WHAT IS NEEDED
Each line of the material must be returned exactly.

Items from a data source
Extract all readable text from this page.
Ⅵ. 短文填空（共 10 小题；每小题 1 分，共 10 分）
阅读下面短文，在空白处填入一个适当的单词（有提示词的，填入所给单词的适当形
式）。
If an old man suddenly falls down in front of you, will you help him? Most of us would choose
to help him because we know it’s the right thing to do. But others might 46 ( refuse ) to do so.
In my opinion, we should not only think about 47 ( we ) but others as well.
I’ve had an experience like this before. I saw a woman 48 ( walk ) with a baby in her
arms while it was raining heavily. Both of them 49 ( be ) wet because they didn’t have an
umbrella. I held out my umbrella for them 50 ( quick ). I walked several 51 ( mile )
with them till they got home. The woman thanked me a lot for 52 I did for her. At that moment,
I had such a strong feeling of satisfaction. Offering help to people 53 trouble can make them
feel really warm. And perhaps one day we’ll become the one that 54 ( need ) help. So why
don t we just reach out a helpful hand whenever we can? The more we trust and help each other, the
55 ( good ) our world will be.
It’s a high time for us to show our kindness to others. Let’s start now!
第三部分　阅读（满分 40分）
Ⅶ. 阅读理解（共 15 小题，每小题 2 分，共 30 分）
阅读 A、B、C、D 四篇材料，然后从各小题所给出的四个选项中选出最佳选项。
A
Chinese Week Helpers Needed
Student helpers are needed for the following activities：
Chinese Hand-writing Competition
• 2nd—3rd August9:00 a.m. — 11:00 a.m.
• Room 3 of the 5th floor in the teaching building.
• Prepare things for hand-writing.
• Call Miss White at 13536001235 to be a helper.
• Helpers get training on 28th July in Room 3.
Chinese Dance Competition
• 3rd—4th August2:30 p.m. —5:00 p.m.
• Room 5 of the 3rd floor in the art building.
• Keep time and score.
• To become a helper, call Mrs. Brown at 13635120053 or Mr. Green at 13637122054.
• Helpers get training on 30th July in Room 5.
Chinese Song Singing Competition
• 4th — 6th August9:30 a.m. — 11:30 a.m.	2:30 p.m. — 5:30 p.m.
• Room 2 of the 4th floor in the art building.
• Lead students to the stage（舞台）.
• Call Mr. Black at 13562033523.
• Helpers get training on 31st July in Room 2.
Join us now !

ANSWER TO THE PROBLEM
Extract all readable text from this page.
Ⅵ. 短文填空（共 10 小题；每小题 1 分，共 10 分）
阅读下面短文，在空白处填入一个适当的单词（有提示词的，填入所给单词的适当形
式）。
If an old man suddenly falls down in front of you, will you help him? Most of us would choose
to help him because we know it’s the right thing to do. But others might 46 ( refuse ) to do so.
In my opinion, we should not only think about 47 ( we ) but others as well.
I’ve had an experience like this before. I saw a woman 48 ( walk ) with a baby in her
arms while it was raining heavily. Both of them 49 ( be ) wet because they didn’t have an
umbrella. I held out my umbrella for them 50 ( quick ). I walked several 51 ( mile )
with them till they got home. The woman thanked me a lot for 52 I did for her. At that moment,
I had such a strong feeling of satisfaction. Offering help to people 53 trouble can make them
feel really warm. And perhaps one day we’ll become the one that 54 ( need ) help. So why
don t we just reach out a helpful hand whenever we can? The more we trust and help each other, the
55 ( good ) our world will be.
It’s a high time for us to show our kindness to others. Let’s start now!
第三部分　阅读（满分 40分）
Ⅶ. 阅读理解（共 15 小题，每小题 2 分，共 30 分）
阅读 A、B、C、D 四篇材料，然后从各小题所给出的四个选项中选出最佳选项。
A
Chinese Week Helpers Needed
Student helpers are needed for the following activities：
Chinese Hand-writing Competition
• 2nd—3rd August9:00 a.m. — 11:00 a.m.
• Room 3 of the 5th floor in the teaching building.
• Prepare things for hand-writing.
• Call Miss White at 13536001235 to be a helper.
• Helpers get training on 28th July in Room 3.
Chinese Dance Competition
• 3rd—4th August2:30 p.m. —5:00 p.m.
• Room 5 of the 3rd floor in the art building.
• Keep time and score.
• To become a helper, call Mrs. Brown at 13635120053 or Mr. Green at 13637122054.
• Helpers get training on 30th July in Room 5.
Chinese Song Singing Competition
• 4th — 6th August9:30 a.m. — 11:30 a.m.	2:30 p.m. — 5:30 p.m.
• Room 2 of the 4th floor in the art building.
• Lead students to the stage（舞台）.
• Call Mr. Black at 13562033523.
• Helpers get training on 31st July in Room 2.
Join us now !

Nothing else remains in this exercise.